TASK DETAILS ::
Retype each line of the material exactly, please, skipping any picture in it.

DATA SHOWN ::
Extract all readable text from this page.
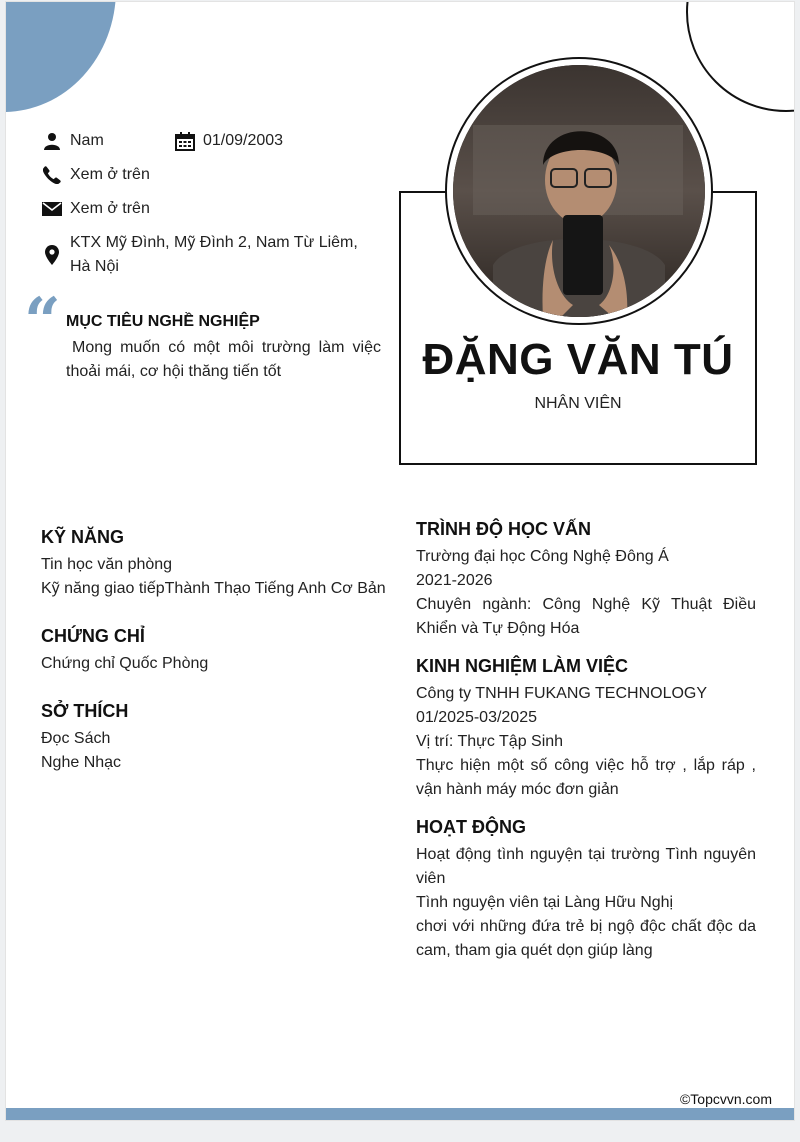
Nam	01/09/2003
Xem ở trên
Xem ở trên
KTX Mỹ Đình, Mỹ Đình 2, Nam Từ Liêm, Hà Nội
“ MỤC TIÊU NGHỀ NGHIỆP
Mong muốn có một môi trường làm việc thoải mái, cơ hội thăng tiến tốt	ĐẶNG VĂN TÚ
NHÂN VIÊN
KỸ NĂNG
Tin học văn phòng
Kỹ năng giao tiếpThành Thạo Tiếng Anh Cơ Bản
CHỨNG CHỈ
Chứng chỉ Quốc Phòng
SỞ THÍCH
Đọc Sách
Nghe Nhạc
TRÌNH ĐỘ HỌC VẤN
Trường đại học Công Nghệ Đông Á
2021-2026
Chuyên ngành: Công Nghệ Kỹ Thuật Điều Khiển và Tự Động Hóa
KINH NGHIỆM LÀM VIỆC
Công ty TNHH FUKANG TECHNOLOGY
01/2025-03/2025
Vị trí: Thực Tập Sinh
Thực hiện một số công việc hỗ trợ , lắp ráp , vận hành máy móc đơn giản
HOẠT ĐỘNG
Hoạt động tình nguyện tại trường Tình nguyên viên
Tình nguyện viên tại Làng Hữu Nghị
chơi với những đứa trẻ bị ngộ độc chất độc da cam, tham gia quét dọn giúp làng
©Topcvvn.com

CORRECT RESULT ::
Extract all readable text from this page.
Nam	01/09/2003
Xem ở trên
Xem ở trên
KTX Mỹ Đình, Mỹ Đình 2, Nam Từ Liêm, Hà Nội
“ MỤC TIÊU NGHỀ NGHIỆP
Mong muốn có một môi trường làm việc thoải mái, cơ hội thăng tiến tốt	ĐẶNG VĂN TÚ
NHÂN VIÊN
KỸ NĂNG
Tin học văn phòng
Kỹ năng giao tiếpThành Thạo Tiếng Anh Cơ Bản
CHỨNG CHỈ
Chứng chỉ Quốc Phòng
SỞ THÍCH
Đọc Sách
Nghe Nhạc
TRÌNH ĐỘ HỌC VẤN
Trường đại học Công Nghệ Đông Á
2021-2026
Chuyên ngành: Công Nghệ Kỹ Thuật Điều Khiển và Tự Động Hóa
KINH NGHIỆM LÀM VIỆC
Công ty TNHH FUKANG TECHNOLOGY
01/2025-03/2025
Vị trí: Thực Tập Sinh
Thực hiện một số công việc hỗ trợ , lắp ráp , vận hành máy móc đơn giản
HOẠT ĐỘNG
Hoạt động tình nguyện tại trường Tình nguyên viên
Tình nguyện viên tại Làng Hữu Nghị
chơi với những đứa trẻ bị ngộ độc chất độc da cam, tham gia quét dọn giúp làng
©Topcvvn.com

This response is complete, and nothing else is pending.